----- Record excerpts

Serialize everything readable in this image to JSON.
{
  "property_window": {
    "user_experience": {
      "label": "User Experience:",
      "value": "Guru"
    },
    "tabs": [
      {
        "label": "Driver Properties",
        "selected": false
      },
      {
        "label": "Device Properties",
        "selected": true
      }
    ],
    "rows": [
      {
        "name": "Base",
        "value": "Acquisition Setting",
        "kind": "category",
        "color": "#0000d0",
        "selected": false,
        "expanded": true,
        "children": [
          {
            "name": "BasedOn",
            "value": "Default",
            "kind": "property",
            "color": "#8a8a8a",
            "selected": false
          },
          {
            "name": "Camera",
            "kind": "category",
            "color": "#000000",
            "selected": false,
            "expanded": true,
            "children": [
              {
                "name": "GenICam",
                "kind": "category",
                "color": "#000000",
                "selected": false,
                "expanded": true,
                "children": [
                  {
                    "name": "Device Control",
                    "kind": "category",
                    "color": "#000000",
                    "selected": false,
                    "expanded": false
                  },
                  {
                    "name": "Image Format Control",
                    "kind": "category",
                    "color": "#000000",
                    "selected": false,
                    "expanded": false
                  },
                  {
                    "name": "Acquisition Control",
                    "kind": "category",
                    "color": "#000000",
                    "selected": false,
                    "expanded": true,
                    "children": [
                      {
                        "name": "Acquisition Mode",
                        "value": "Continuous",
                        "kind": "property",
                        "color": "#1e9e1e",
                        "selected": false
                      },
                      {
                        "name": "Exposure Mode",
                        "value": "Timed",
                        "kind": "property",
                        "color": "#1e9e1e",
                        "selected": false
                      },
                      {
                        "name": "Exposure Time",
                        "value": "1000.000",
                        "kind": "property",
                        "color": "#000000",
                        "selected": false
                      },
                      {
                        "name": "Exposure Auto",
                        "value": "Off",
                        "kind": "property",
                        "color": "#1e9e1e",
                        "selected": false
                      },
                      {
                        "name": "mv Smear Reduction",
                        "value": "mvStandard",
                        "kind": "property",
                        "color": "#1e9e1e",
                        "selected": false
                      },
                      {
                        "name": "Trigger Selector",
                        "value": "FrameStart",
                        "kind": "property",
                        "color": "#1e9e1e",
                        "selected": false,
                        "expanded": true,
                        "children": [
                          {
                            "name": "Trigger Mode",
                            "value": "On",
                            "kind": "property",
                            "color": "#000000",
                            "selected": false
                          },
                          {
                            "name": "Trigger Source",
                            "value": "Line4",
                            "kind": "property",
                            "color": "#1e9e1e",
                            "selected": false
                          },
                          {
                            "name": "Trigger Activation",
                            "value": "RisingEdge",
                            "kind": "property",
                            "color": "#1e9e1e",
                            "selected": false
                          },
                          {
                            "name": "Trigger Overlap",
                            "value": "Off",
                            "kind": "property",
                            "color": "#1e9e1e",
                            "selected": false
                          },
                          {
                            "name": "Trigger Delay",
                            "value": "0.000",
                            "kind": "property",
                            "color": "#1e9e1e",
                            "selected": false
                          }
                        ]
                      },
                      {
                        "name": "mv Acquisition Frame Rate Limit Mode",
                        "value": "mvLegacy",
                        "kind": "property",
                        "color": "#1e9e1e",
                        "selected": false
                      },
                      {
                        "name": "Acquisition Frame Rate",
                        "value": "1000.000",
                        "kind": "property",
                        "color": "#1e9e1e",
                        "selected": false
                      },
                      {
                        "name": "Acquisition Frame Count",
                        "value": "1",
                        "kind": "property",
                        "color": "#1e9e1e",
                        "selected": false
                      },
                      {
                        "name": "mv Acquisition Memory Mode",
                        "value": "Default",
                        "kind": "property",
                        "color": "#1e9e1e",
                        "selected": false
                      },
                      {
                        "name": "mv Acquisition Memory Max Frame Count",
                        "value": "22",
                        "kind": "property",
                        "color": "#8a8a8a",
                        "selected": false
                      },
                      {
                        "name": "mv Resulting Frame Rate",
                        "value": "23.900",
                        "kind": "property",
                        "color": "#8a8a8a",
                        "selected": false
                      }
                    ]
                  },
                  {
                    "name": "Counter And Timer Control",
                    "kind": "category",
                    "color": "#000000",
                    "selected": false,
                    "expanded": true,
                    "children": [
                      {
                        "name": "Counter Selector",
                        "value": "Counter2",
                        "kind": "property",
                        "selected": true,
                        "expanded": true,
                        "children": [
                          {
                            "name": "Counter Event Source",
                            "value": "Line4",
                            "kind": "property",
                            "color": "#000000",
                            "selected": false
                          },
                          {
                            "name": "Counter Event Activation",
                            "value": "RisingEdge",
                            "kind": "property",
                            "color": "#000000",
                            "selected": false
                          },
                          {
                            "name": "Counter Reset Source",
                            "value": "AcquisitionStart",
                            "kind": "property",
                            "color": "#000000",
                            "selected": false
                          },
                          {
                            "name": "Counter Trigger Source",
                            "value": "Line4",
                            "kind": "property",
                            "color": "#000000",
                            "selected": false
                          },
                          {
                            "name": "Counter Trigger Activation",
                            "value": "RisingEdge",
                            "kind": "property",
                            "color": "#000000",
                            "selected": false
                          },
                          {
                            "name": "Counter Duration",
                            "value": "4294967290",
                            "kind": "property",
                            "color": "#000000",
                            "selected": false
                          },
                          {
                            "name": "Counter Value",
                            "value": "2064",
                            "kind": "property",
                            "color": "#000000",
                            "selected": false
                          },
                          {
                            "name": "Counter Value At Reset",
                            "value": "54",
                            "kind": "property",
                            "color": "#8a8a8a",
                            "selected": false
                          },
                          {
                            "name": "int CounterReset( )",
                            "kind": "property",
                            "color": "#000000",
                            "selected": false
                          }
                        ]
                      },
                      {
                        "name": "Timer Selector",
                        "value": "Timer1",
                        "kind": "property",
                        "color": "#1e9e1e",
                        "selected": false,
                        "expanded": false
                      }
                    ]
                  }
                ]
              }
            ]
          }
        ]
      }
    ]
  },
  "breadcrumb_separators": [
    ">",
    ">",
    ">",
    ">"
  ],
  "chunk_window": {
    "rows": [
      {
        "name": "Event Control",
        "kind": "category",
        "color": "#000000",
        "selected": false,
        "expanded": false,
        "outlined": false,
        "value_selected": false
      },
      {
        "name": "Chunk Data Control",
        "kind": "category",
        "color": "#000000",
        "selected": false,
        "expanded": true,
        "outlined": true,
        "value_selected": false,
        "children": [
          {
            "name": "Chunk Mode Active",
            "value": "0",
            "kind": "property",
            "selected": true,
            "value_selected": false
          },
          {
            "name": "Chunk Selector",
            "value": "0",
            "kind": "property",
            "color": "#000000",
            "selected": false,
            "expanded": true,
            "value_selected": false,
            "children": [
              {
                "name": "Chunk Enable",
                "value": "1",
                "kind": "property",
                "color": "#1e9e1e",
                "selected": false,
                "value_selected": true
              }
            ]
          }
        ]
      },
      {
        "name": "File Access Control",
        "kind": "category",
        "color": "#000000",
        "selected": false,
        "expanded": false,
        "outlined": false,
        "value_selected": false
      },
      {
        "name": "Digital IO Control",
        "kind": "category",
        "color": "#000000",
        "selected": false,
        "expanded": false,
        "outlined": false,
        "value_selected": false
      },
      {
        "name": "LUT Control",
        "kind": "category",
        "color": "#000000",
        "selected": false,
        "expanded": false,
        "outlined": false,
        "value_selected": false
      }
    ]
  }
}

----------

- To be done:
Going through the data above, count the lines where the string "Event" appears, and answer with only that number.

- Completed task:
3